_EXERCISE TASK:_ Which lines in the records below contain the word "name"? Copy each of them.
============
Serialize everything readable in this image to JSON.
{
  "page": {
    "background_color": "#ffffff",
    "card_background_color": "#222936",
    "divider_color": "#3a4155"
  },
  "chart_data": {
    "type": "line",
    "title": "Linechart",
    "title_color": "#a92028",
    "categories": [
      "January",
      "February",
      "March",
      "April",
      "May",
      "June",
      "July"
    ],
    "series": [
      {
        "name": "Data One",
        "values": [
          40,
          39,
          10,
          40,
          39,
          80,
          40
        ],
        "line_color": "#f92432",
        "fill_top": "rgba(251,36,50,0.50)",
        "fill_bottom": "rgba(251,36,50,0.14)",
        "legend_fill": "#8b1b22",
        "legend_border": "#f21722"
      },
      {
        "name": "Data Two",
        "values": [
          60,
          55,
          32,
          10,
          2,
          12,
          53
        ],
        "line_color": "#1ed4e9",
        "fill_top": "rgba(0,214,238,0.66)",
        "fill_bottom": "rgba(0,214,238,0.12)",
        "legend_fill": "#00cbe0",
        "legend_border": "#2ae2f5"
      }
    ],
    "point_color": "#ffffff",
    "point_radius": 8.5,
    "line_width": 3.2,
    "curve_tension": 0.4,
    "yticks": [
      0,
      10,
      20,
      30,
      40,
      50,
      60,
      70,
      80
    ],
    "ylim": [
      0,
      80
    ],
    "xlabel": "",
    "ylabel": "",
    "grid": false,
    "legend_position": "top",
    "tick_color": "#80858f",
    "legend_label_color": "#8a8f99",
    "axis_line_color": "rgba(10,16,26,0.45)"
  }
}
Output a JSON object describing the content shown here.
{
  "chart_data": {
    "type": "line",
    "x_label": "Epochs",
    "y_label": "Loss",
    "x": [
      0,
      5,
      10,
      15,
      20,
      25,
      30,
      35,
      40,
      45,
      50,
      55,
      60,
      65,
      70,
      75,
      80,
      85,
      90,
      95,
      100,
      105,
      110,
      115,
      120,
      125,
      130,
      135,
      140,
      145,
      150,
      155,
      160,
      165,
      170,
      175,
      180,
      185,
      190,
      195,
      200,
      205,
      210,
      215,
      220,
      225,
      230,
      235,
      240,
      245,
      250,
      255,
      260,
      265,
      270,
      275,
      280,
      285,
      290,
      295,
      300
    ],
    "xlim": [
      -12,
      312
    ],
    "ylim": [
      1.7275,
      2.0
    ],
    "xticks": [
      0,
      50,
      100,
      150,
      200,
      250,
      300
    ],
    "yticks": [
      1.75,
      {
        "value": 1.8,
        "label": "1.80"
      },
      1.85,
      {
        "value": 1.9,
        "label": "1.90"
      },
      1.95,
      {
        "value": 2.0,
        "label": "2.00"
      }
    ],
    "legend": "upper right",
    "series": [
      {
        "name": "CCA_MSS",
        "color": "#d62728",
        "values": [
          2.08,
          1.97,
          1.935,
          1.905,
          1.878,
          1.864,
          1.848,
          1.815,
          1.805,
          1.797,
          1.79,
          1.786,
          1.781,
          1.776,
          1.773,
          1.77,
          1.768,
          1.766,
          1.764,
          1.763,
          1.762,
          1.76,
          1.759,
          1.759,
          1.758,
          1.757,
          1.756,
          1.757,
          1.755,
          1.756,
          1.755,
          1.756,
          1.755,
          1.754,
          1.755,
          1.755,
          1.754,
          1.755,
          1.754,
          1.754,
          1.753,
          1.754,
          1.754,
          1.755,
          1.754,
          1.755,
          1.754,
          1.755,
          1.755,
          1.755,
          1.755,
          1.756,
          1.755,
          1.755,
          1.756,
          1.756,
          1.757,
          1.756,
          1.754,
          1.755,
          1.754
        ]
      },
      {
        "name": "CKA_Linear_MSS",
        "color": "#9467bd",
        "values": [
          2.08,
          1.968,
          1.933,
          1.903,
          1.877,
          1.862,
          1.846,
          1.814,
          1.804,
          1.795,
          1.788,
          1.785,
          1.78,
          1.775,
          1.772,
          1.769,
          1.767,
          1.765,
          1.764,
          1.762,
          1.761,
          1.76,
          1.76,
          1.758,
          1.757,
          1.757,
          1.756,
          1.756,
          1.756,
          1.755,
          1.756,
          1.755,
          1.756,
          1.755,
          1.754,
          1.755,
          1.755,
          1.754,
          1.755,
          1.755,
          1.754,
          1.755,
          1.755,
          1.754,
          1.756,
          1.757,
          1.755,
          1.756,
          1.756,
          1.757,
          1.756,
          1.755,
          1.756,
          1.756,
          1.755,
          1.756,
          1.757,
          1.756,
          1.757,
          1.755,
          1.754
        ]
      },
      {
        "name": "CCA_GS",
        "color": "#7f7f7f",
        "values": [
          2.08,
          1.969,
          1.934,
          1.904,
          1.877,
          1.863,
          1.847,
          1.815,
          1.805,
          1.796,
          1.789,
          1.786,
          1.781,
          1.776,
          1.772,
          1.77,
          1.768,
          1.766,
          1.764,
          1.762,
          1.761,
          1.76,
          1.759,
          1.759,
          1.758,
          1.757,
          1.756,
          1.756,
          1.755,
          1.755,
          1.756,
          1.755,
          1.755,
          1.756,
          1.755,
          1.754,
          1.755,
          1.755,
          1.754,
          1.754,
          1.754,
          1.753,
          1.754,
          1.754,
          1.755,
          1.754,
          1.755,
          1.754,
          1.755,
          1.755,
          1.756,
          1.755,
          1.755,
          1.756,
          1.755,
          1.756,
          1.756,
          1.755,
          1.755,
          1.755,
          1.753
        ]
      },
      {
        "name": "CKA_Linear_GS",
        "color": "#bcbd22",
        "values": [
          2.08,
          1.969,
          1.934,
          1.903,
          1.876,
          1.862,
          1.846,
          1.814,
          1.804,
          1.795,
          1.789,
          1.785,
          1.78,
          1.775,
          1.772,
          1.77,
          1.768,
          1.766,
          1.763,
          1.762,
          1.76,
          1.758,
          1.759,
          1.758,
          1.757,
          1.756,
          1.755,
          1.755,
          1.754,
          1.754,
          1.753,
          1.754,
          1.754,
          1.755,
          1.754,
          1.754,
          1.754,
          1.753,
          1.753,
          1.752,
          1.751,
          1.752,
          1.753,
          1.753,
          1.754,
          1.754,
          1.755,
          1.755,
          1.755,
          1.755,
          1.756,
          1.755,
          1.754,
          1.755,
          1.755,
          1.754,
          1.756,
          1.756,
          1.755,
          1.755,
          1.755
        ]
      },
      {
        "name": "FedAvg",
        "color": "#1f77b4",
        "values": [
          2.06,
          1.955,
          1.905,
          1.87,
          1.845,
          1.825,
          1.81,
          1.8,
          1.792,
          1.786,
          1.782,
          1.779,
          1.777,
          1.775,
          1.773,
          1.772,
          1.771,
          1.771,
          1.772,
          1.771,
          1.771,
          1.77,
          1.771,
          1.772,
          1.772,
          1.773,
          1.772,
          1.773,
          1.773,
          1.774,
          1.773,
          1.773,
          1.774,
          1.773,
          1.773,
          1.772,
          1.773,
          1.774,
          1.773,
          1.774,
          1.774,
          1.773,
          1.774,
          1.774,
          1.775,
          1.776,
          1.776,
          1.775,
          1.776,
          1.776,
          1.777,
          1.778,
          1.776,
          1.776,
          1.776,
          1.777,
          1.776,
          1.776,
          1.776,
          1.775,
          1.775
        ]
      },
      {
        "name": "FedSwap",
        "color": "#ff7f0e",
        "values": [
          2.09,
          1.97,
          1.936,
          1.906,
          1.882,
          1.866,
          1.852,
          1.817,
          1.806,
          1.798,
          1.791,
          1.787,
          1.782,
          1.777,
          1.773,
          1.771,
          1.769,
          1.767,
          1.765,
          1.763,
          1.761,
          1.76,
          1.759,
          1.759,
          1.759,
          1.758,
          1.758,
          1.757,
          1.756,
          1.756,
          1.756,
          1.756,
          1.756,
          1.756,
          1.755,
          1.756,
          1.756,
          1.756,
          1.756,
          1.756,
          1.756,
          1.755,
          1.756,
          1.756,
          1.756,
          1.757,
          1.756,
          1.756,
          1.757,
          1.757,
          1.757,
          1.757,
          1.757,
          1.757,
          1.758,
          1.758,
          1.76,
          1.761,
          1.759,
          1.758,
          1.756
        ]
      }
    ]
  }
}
============
_THE RESPONSE:_
        "name": "Data One",
        "name": "Data Two",
        "name": "CCA_MSS",
        "name": "CKA_Linear_MSS",
        "name": "CCA_GS",
        "name": "CKA_Linear_GS",
        "name": "FedAvg",
        "name": "FedSwap",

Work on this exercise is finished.